AVAILABLE DATA →
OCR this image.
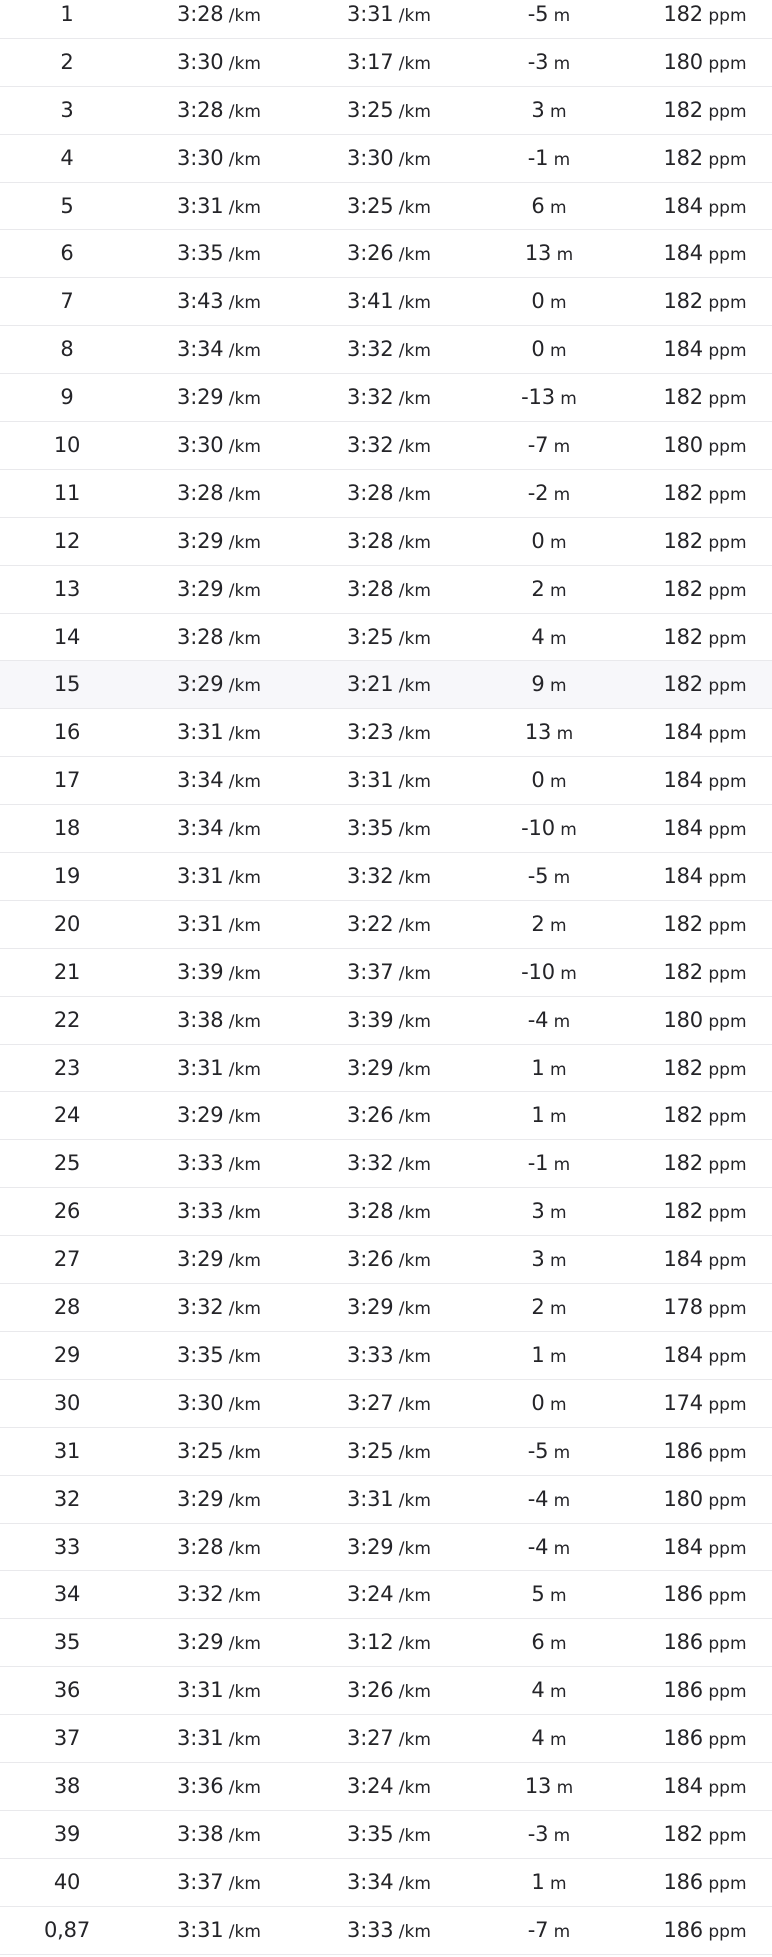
1	3:28 /km	3:31 /km	-5 m	182 ppm
2	3:30 /km	3:17 /km	-3 m	180 ppm
3	3:28 /km	3:25 /km	3 m	182 ppm
4	3:30 /km	3:30 /km	-1 m	182 ppm
5	3:31 /km	3:25 /km	6 m	184 ppm
6	3:35 /km	3:26 /km	13 m	184 ppm
7	3:43 /km	3:41 /km	0 m	182 ppm
8	3:34 /km	3:32 /km	0 m	184 ppm
9	3:29 /km	3:32 /km	-13 m	182 ppm
10	3:30 /km	3:32 /km	-7 m	180 ppm
11	3:28 /km	3:28 /km	-2 m	182 ppm
12	3:29 /km	3:28 /km	0 m	182 ppm
13	3:29 /km	3:28 /km	2 m	182 ppm
14	3:28 /km	3:25 /km	4 m	182 ppm
15	3:29 /km	3:21 /km	9 m	182 ppm
16	3:31 /km	3:23 /km	13 m	184 ppm
17	3:34 /km	3:31 /km	0 m	184 ppm
18	3:34 /km	3:35 /km	-10 m	184 ppm
19	3:31 /km	3:32 /km	-5 m	184 ppm
20	3:31 /km	3:22 /km	2 m	182 ppm
21	3:39 /km	3:37 /km	-10 m	182 ppm
22	3:38 /km	3:39 /km	-4 m	180 ppm
23	3:31 /km	3:29 /km	1 m	182 ppm
24	3:29 /km	3:26 /km	1 m	182 ppm
25	3:33 /km	3:32 /km	-1 m	182 ppm
26	3:33 /km	3:28 /km	3 m	182 ppm
27	3:29 /km	3:26 /km	3 m	184 ppm
28	3:32 /km	3:29 /km	2 m	178 ppm
29	3:35 /km	3:33 /km	1 m	184 ppm
30	3:30 /km	3:27 /km	0 m	174 ppm
31	3:25 /km	3:25 /km	-5 m	186 ppm
32	3:29 /km	3:31 /km	-4 m	180 ppm
33	3:28 /km	3:29 /km	-4 m	184 ppm
34	3:32 /km	3:24 /km	5 m	186 ppm
35	3:29 /km	3:12 /km	6 m	186 ppm
36	3:31 /km	3:26 /km	4 m	186 ppm
37	3:31 /km	3:27 /km	4 m	186 ppm
38	3:36 /km	3:24 /km	13 m	184 ppm
39	3:38 /km	3:35 /km	-3 m	182 ppm
40	3:37 /km	3:34 /km	1 m	186 ppm
0,87	3:31 /km	3:33 /km	-7 m	186 ppm
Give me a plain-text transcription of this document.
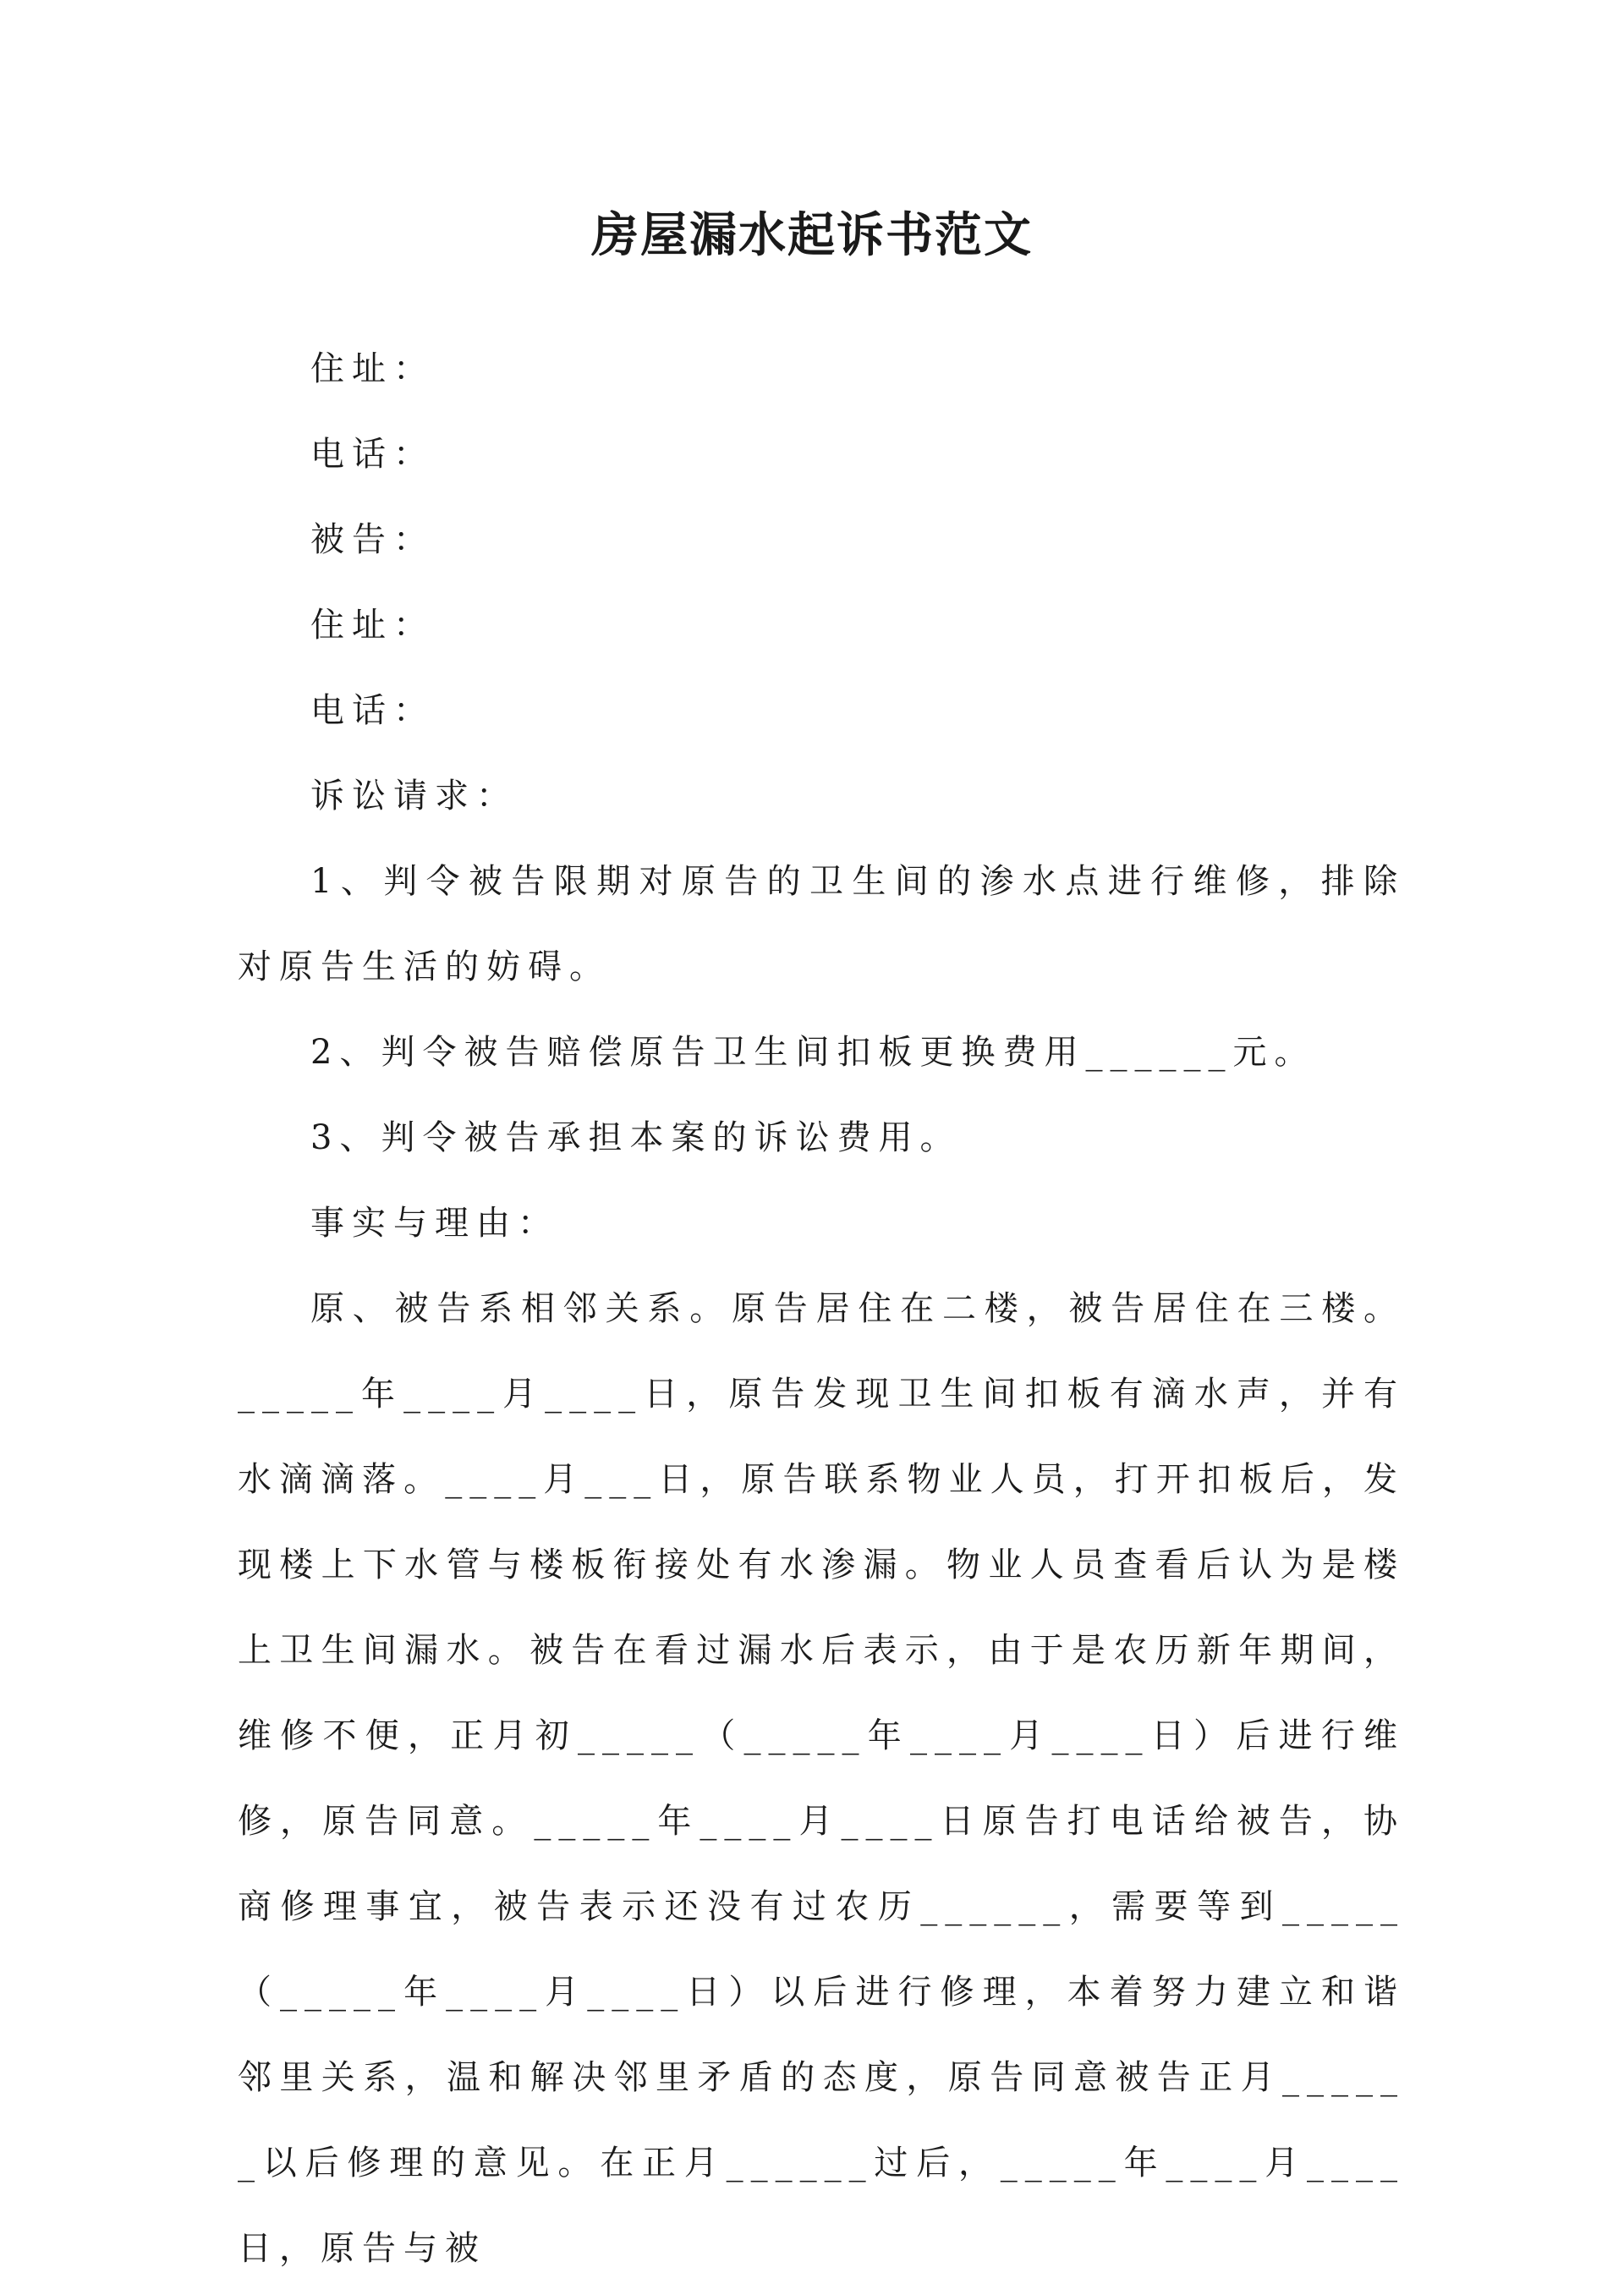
房屋漏水起诉书范文

住址：

电话：

被告：

住址：

电话：

诉讼请求：

1、判令被告限期对原告的卫生间的渗水点进行维修，排除对原告生活的妨碍。

2、判令被告赔偿原告卫生间扣板更换费用______元。

3、判令被告承担本案的诉讼费用。

事实与理由：

原、被告系相邻关系。原告居住在二楼，被告居住在三楼。_____年____月____日，原告发现卫生间扣板有滴水声，并有水滴滴落。____月___日，原告联系物业人员，打开扣板后，发现楼上下水管与楼板衔接处有水渗漏。物业人员查看后认为是楼上卫生间漏水。被告在看过漏水后表示，由于是农历新年期间，维修不便，正月初_____（_____年____月____日）后进行维修，原告同意。_____年____月____日原告打电话给被告，协商修理事宜，被告表示还没有过农历______，需要等到_____（_____年____月____日）以后进行修理，本着努力建立和谐邻里关系，温和解决邻里矛盾的态度，原告同意被告正月______以后修理的意见。在正月______过后，_____年____月____日，原告与被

SET EXERCISE → Reproduce the entries above exactly. Do not include the images.

TASK OUTPUT →
OCR this image.
1	3:28 /km	3:31 /km	-5 m	182 ppm
2	3:30 /km	3:17 /km	-3 m	180 ppm
3	3:28 /km	3:25 /km	3 m	182 ppm
4	3:30 /km	3:30 /km	-1 m	182 ppm
5	3:31 /km	3:25 /km	6 m	184 ppm
6	3:35 /km	3:26 /km	13 m	184 ppm
7	3:43 /km	3:41 /km	0 m	182 ppm
8	3:34 /km	3:32 /km	0 m	184 ppm
9	3:29 /km	3:32 /km	-13 m	182 ppm
10	3:30 /km	3:32 /km	-7 m	180 ppm
11	3:28 /km	3:28 /km	-2 m	182 ppm
12	3:29 /km	3:28 /km	0 m	182 ppm
13	3:29 /km	3:28 /km	2 m	182 ppm
14	3:28 /km	3:25 /km	4 m	182 ppm
15	3:29 /km	3:21 /km	9 m	182 ppm
16	3:31 /km	3:23 /km	13 m	184 ppm
17	3:34 /km	3:31 /km	0 m	184 ppm
18	3:34 /km	3:35 /km	-10 m	184 ppm
19	3:31 /km	3:32 /km	-5 m	184 ppm
20	3:31 /km	3:22 /km	2 m	182 ppm
21	3:39 /km	3:37 /km	-10 m	182 ppm
22	3:38 /km	3:39 /km	-4 m	180 ppm
23	3:31 /km	3:29 /km	1 m	182 ppm
24	3:29 /km	3:26 /km	1 m	182 ppm
25	3:33 /km	3:32 /km	-1 m	182 ppm
26	3:33 /km	3:28 /km	3 m	182 ppm
27	3:29 /km	3:26 /km	3 m	184 ppm
28	3:32 /km	3:29 /km	2 m	178 ppm
29	3:35 /km	3:33 /km	1 m	184 ppm
30	3:30 /km	3:27 /km	0 m	174 ppm
31	3:25 /km	3:25 /km	-5 m	186 ppm
32	3:29 /km	3:31 /km	-4 m	180 ppm
33	3:28 /km	3:29 /km	-4 m	184 ppm
34	3:32 /km	3:24 /km	5 m	186 ppm
35	3:29 /km	3:12 /km	6 m	186 ppm
36	3:31 /km	3:26 /km	4 m	186 ppm
37	3:31 /km	3:27 /km	4 m	186 ppm
38	3:36 /km	3:24 /km	13 m	184 ppm
39	3:38 /km	3:35 /km	-3 m	182 ppm
40	3:37 /km	3:34 /km	1 m	186 ppm
0,87	3:31 /km	3:33 /km	-7 m	186 ppm
Give me a plain-text transcription of this document.
房屋漏水起诉书范文

住址：

电话：

被告：

住址：

电话：

诉讼请求：

1、判令被告限期对原告的卫生间的渗水点进行维修，排除对原告生活的妨碍。

2、判令被告赔偿原告卫生间扣板更换费用______元。

3、判令被告承担本案的诉讼费用。

事实与理由：

原、被告系相邻关系。原告居住在二楼，被告居住在三楼。_____年____月____日，原告发现卫生间扣板有滴水声，并有水滴滴落。____月___日，原告联系物业人员，打开扣板后，发现楼上下水管与楼板衔接处有水渗漏。物业人员查看后认为是楼上卫生间漏水。被告在看过漏水后表示，由于是农历新年期间，维修不便，正月初_____（_____年____月____日）后进行维修，原告同意。_____年____月____日原告打电话给被告，协商修理事宜，被告表示还没有过农历______，需要等到_____（_____年____月____日）以后进行修理，本着努力建立和谐邻里关系，温和解决邻里矛盾的态度，原告同意被告正月______以后修理的意见。在正月______过后，_____年____月____日，原告与被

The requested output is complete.